### What you need to do
Reproduce each record below exactly as written.

### Record list
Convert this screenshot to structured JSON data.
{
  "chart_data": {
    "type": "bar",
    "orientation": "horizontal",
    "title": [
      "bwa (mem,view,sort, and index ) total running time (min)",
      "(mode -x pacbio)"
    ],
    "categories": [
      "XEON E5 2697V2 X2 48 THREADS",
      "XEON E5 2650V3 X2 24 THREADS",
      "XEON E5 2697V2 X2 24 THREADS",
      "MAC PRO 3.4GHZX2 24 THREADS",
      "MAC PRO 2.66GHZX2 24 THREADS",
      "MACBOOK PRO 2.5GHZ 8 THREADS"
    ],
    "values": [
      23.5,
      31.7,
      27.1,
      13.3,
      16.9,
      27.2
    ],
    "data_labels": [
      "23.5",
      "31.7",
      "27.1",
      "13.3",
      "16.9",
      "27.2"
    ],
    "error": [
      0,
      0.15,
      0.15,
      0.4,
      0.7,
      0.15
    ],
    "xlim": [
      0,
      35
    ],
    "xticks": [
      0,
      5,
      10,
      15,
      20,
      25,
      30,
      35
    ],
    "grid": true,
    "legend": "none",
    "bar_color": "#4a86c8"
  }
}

### Complete response
Convert this screenshot to structured JSON data.
{
  "chart_data": {
    "type": "bar",
    "orientation": "horizontal",
    "title": [
      "bwa (mem,view,sort, and index ) total running time (min)",
      "(mode -x pacbio)"
    ],
    "categories": [
      "XEON E5 2697V2 X2 48 THREADS",
      "XEON E5 2650V3 X2 24 THREADS",
      "XEON E5 2697V2 X2 24 THREADS",
      "MAC PRO 3.4GHZX2 24 THREADS",
      "MAC PRO 2.66GHZX2 24 THREADS",
      "MACBOOK PRO 2.5GHZ 8 THREADS"
    ],
    "values": [
      23.5,
      31.7,
      27.1,
      13.3,
      16.9,
      27.2
    ],
    "data_labels": [
      "23.5",
      "31.7",
      "27.1",
      "13.3",
      "16.9",
      "27.2"
    ],
    "error": [
      0,
      0.15,
      0.15,
      0.4,
      0.7,
      0.15
    ],
    "xlim": [
      0,
      35
    ],
    "xticks": [
      0,
      5,
      10,
      15,
      20,
      25,
      30,
      35
    ],
    "grid": true,
    "legend": "none",
    "bar_color": "#4a86c8"
  }
}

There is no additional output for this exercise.